*Recorded information*.
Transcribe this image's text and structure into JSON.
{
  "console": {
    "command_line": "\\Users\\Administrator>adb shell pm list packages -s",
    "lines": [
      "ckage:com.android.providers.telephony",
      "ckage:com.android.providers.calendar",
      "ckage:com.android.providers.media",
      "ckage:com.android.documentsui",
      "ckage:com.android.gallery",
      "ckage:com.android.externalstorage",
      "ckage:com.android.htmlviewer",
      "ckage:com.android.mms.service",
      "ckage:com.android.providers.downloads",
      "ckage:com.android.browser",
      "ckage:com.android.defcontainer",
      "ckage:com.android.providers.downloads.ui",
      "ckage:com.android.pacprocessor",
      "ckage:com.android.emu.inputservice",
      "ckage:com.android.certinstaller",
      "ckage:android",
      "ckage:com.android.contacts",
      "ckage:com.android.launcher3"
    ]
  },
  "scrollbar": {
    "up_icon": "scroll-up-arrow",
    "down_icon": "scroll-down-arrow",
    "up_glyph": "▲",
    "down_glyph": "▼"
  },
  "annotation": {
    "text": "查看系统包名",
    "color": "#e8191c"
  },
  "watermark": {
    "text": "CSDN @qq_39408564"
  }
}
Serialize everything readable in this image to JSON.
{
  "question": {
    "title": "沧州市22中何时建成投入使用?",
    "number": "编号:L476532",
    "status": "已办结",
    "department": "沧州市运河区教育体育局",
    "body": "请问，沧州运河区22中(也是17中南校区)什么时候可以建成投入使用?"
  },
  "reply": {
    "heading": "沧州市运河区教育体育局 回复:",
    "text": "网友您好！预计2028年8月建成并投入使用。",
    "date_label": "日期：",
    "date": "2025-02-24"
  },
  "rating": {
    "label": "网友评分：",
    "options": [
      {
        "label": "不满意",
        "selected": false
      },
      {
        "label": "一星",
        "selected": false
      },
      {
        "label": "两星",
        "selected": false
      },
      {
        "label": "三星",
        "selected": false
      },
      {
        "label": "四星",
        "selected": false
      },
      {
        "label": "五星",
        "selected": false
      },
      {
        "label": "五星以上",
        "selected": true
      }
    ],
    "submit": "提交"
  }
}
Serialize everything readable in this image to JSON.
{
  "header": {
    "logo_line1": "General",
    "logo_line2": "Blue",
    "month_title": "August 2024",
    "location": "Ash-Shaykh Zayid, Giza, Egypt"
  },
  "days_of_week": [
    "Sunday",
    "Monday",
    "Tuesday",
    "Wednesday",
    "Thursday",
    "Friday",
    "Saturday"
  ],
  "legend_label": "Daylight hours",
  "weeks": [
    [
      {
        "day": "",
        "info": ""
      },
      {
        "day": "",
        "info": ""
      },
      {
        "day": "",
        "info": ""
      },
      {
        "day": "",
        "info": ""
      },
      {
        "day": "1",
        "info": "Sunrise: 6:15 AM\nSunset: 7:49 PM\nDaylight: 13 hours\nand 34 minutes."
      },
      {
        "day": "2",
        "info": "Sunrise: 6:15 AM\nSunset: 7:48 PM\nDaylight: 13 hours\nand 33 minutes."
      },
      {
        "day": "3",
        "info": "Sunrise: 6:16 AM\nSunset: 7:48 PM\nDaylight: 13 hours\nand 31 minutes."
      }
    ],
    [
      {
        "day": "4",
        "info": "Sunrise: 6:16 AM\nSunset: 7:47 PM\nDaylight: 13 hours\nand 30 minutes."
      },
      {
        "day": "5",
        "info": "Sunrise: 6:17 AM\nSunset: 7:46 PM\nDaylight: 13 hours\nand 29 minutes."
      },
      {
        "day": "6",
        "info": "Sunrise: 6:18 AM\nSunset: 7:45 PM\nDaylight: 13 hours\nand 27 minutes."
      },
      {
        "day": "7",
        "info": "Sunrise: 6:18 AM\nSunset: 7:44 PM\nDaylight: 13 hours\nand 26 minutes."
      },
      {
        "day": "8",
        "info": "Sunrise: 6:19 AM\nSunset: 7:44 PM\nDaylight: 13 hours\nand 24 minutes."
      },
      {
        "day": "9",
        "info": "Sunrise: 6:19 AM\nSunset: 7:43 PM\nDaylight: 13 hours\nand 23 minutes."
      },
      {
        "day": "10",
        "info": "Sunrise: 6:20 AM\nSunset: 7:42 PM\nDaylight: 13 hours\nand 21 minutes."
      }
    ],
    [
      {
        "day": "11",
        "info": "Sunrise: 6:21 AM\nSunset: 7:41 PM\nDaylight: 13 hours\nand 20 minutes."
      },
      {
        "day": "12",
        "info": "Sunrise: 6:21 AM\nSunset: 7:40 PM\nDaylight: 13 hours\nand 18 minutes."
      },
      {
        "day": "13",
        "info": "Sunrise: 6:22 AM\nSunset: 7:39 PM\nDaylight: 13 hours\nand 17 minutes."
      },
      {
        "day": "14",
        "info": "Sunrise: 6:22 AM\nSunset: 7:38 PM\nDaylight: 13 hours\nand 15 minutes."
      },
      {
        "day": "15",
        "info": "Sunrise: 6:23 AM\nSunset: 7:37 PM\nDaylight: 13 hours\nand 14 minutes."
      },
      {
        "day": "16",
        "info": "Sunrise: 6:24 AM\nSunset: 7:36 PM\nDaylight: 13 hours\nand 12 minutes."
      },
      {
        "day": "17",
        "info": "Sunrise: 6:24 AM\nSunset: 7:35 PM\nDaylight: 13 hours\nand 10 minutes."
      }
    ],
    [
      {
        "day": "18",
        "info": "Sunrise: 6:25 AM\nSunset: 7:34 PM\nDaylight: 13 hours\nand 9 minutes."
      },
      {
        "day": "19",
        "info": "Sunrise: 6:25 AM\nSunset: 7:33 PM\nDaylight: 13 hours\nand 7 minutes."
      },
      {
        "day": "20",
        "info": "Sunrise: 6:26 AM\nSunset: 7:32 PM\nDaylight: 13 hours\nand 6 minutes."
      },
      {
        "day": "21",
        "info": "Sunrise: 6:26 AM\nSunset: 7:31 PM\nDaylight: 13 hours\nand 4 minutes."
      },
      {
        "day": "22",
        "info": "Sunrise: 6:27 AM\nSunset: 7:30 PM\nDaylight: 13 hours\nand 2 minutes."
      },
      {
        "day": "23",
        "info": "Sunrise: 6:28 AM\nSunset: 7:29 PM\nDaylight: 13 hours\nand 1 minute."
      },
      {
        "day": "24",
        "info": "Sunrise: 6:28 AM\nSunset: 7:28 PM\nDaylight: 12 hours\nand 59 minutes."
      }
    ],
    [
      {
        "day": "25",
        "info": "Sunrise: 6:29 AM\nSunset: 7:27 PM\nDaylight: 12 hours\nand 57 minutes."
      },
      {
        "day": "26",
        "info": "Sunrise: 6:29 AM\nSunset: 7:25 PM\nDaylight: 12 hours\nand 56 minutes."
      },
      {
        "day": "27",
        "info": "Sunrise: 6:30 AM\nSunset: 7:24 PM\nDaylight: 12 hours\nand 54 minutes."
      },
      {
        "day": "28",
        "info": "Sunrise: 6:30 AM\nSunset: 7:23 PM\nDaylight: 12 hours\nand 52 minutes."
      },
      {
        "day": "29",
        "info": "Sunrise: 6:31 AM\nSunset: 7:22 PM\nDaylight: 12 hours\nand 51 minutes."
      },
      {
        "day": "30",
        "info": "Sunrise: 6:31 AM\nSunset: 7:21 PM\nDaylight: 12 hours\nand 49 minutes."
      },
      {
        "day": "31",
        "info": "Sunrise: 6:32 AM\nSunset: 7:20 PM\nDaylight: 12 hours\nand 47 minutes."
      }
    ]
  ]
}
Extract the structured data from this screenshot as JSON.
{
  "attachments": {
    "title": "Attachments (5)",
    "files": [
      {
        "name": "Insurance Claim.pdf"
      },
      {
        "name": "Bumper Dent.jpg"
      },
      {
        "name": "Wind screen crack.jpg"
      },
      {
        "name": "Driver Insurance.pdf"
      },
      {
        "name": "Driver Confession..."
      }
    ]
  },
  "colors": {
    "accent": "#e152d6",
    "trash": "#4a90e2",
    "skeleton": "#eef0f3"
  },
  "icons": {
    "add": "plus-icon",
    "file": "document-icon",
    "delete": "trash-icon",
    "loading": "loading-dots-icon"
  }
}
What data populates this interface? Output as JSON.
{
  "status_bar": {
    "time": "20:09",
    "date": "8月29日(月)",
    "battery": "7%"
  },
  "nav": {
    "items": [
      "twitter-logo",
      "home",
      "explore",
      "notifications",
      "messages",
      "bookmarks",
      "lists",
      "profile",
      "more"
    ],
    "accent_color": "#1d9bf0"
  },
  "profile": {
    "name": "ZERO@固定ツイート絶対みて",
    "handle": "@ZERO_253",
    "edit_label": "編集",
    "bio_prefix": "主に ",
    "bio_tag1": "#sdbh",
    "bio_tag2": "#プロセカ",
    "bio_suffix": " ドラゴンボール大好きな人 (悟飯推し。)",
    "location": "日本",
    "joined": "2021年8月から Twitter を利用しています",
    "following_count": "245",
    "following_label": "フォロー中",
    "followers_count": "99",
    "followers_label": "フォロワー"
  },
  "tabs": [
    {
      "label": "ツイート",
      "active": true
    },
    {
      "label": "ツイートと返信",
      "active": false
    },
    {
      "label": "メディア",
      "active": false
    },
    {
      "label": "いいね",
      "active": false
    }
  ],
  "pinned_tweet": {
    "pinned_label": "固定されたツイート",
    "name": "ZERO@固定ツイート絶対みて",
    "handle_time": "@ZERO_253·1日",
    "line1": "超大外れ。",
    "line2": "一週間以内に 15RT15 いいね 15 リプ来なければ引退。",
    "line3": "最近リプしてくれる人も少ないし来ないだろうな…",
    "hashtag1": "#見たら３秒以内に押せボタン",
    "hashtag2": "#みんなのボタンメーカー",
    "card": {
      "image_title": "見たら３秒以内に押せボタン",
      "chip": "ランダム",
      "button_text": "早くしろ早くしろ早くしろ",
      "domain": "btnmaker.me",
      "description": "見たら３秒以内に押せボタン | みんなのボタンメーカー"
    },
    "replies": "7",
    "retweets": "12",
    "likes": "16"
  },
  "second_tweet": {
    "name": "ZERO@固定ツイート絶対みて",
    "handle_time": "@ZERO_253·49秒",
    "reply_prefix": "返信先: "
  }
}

*Written request*.
Look for "arrow" and pull out every line that has it.

*Response*.
    "up_icon": "scroll-up-arrow",
    "down_icon": "scroll-down-arrow",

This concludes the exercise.